**Records for processing**:
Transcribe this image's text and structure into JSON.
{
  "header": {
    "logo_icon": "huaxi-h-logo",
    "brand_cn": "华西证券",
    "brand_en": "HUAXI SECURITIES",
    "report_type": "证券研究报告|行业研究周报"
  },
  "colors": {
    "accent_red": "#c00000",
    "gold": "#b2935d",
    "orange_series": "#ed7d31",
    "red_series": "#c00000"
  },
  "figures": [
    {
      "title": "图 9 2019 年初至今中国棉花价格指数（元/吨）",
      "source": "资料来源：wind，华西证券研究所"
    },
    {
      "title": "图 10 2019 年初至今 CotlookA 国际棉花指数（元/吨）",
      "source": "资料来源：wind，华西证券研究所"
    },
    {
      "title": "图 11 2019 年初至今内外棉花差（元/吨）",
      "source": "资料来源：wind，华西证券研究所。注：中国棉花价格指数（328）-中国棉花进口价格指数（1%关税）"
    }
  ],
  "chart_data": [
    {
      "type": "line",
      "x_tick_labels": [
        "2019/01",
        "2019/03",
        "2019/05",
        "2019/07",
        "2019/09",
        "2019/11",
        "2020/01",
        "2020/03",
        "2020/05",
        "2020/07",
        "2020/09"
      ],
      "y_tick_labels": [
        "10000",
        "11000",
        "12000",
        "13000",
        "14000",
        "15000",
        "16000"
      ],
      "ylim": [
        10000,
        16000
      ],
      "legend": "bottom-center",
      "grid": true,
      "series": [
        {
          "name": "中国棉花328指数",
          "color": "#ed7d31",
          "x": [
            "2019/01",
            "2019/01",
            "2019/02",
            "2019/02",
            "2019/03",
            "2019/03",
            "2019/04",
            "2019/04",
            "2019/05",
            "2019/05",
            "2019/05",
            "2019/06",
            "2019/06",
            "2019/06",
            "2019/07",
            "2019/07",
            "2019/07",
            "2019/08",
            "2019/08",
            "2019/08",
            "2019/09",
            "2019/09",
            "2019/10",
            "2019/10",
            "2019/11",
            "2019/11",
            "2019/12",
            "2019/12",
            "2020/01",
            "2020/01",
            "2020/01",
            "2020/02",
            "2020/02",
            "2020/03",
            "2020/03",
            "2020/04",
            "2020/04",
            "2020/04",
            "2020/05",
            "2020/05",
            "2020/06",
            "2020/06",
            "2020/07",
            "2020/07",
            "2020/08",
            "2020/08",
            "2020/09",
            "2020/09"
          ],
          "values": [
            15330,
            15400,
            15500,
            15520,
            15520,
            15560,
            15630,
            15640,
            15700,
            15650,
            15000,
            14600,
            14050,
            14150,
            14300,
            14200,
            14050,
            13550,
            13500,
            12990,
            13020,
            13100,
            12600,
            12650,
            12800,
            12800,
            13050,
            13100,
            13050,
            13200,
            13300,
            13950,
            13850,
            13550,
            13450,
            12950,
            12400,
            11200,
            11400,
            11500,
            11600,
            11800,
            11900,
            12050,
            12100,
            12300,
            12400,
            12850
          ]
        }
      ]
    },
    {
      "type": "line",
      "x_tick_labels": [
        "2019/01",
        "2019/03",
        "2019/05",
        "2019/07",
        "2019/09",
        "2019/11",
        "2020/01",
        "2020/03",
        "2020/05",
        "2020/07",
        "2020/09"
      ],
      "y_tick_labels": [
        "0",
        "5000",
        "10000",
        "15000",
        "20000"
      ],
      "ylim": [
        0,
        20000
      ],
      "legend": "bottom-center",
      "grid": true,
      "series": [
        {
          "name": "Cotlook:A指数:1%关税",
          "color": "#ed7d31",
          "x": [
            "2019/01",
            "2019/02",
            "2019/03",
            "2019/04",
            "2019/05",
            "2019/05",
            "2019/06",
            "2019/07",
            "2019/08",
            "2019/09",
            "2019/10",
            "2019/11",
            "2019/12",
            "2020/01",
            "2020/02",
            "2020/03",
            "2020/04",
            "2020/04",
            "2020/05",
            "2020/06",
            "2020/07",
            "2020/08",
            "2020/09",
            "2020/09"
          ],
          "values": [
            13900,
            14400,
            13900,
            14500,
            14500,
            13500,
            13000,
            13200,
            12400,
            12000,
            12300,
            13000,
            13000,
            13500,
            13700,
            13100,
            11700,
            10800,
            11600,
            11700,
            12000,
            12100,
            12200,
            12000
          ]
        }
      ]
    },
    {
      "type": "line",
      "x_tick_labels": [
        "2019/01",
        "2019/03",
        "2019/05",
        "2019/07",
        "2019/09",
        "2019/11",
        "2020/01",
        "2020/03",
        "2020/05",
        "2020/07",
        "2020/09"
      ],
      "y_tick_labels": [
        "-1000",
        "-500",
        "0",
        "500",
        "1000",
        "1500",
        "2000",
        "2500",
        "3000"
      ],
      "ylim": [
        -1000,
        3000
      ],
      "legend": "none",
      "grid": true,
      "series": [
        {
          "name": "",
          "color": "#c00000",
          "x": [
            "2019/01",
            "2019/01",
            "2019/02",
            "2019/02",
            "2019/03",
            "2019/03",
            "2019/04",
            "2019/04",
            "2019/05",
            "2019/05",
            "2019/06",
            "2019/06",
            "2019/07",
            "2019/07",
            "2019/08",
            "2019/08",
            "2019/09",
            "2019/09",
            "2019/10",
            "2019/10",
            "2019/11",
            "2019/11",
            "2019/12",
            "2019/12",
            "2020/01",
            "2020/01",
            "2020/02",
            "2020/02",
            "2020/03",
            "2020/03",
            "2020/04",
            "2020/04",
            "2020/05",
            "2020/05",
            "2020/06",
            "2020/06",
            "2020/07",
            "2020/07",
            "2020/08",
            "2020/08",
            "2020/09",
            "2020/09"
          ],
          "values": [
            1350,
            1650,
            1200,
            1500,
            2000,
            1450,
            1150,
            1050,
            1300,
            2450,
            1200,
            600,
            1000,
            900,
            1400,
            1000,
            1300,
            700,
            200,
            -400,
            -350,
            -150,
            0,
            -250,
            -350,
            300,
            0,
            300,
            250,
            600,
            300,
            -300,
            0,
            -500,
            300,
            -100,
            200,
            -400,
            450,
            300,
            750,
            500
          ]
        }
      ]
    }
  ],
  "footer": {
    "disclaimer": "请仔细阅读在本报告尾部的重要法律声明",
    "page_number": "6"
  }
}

**What to work on**:
Each record above should be output again exactly.

**Solution**:
Transcribe this image's text and structure into JSON.
{
  "header": {
    "logo_icon": "huaxi-h-logo",
    "brand_cn": "华西证券",
    "brand_en": "HUAXI SECURITIES",
    "report_type": "证券研究报告|行业研究周报"
  },
  "colors": {
    "accent_red": "#c00000",
    "gold": "#b2935d",
    "orange_series": "#ed7d31",
    "red_series": "#c00000"
  },
  "figures": [
    {
      "title": "图 9 2019 年初至今中国棉花价格指数（元/吨）",
      "source": "资料来源：wind，华西证券研究所"
    },
    {
      "title": "图 10 2019 年初至今 CotlookA 国际棉花指数（元/吨）",
      "source": "资料来源：wind，华西证券研究所"
    },
    {
      "title": "图 11 2019 年初至今内外棉花差（元/吨）",
      "source": "资料来源：wind，华西证券研究所。注：中国棉花价格指数（328）-中国棉花进口价格指数（1%关税）"
    }
  ],
  "chart_data": [
    {
      "type": "line",
      "x_tick_labels": [
        "2019/01",
        "2019/03",
        "2019/05",
        "2019/07",
        "2019/09",
        "2019/11",
        "2020/01",
        "2020/03",
        "2020/05",
        "2020/07",
        "2020/09"
      ],
      "y_tick_labels": [
        "10000",
        "11000",
        "12000",
        "13000",
        "14000",
        "15000",
        "16000"
      ],
      "ylim": [
        10000,
        16000
      ],
      "legend": "bottom-center",
      "grid": true,
      "series": [
        {
          "name": "中国棉花328指数",
          "color": "#ed7d31",
          "x": [
            "2019/01",
            "2019/01",
            "2019/02",
            "2019/02",
            "2019/03",
            "2019/03",
            "2019/04",
            "2019/04",
            "2019/05",
            "2019/05",
            "2019/05",
            "2019/06",
            "2019/06",
            "2019/06",
            "2019/07",
            "2019/07",
            "2019/07",
            "2019/08",
            "2019/08",
            "2019/08",
            "2019/09",
            "2019/09",
            "2019/10",
            "2019/10",
            "2019/11",
            "2019/11",
            "2019/12",
            "2019/12",
            "2020/01",
            "2020/01",
            "2020/01",
            "2020/02",
            "2020/02",
            "2020/03",
            "2020/03",
            "2020/04",
            "2020/04",
            "2020/04",
            "2020/05",
            "2020/05",
            "2020/06",
            "2020/06",
            "2020/07",
            "2020/07",
            "2020/08",
            "2020/08",
            "2020/09",
            "2020/09"
          ],
          "values": [
            15330,
            15400,
            15500,
            15520,
            15520,
            15560,
            15630,
            15640,
            15700,
            15650,
            15000,
            14600,
            14050,
            14150,
            14300,
            14200,
            14050,
            13550,
            13500,
            12990,
            13020,
            13100,
            12600,
            12650,
            12800,
            12800,
            13050,
            13100,
            13050,
            13200,
            13300,
            13950,
            13850,
            13550,
            13450,
            12950,
            12400,
            11200,
            11400,
            11500,
            11600,
            11800,
            11900,
            12050,
            12100,
            12300,
            12400,
            12850
          ]
        }
      ]
    },
    {
      "type": "line",
      "x_tick_labels": [
        "2019/01",
        "2019/03",
        "2019/05",
        "2019/07",
        "2019/09",
        "2019/11",
        "2020/01",
        "2020/03",
        "2020/05",
        "2020/07",
        "2020/09"
      ],
      "y_tick_labels": [
        "0",
        "5000",
        "10000",
        "15000",
        "20000"
      ],
      "ylim": [
        0,
        20000
      ],
      "legend": "bottom-center",
      "grid": true,
      "series": [
        {
          "name": "Cotlook:A指数:1%关税",
          "color": "#ed7d31",
          "x": [
            "2019/01",
            "2019/02",
            "2019/03",
            "2019/04",
            "2019/05",
            "2019/05",
            "2019/06",
            "2019/07",
            "2019/08",
            "2019/09",
            "2019/10",
            "2019/11",
            "2019/12",
            "2020/01",
            "2020/02",
            "2020/03",
            "2020/04",
            "2020/04",
            "2020/05",
            "2020/06",
            "2020/07",
            "2020/08",
            "2020/09",
            "2020/09"
          ],
          "values": [
            13900,
            14400,
            13900,
            14500,
            14500,
            13500,
            13000,
            13200,
            12400,
            12000,
            12300,
            13000,
            13000,
            13500,
            13700,
            13100,
            11700,
            10800,
            11600,
            11700,
            12000,
            12100,
            12200,
            12000
          ]
        }
      ]
    },
    {
      "type": "line",
      "x_tick_labels": [
        "2019/01",
        "2019/03",
        "2019/05",
        "2019/07",
        "2019/09",
        "2019/11",
        "2020/01",
        "2020/03",
        "2020/05",
        "2020/07",
        "2020/09"
      ],
      "y_tick_labels": [
        "-1000",
        "-500",
        "0",
        "500",
        "1000",
        "1500",
        "2000",
        "2500",
        "3000"
      ],
      "ylim": [
        -1000,
        3000
      ],
      "legend": "none",
      "grid": true,
      "series": [
        {
          "name": "",
          "color": "#c00000",
          "x": [
            "2019/01",
            "2019/01",
            "2019/02",
            "2019/02",
            "2019/03",
            "2019/03",
            "2019/04",
            "2019/04",
            "2019/05",
            "2019/05",
            "2019/06",
            "2019/06",
            "2019/07",
            "2019/07",
            "2019/08",
            "2019/08",
            "2019/09",
            "2019/09",
            "2019/10",
            "2019/10",
            "2019/11",
            "2019/11",
            "2019/12",
            "2019/12",
            "2020/01",
            "2020/01",
            "2020/02",
            "2020/02",
            "2020/03",
            "2020/03",
            "2020/04",
            "2020/04",
            "2020/05",
            "2020/05",
            "2020/06",
            "2020/06",
            "2020/07",
            "2020/07",
            "2020/08",
            "2020/08",
            "2020/09",
            "2020/09"
          ],
          "values": [
            1350,
            1650,
            1200,
            1500,
            2000,
            1450,
            1150,
            1050,
            1300,
            2450,
            1200,
            600,
            1000,
            900,
            1400,
            1000,
            1300,
            700,
            200,
            -400,
            -350,
            -150,
            0,
            -250,
            -350,
            300,
            0,
            300,
            250,
            600,
            300,
            -300,
            0,
            -500,
            300,
            -100,
            200,
            -400,
            450,
            300,
            750,
            500
          ]
        }
      ]
    }
  ],
  "footer": {
    "disclaimer": "请仔细阅读在本报告尾部的重要法律声明",
    "page_number": "6"
  }
}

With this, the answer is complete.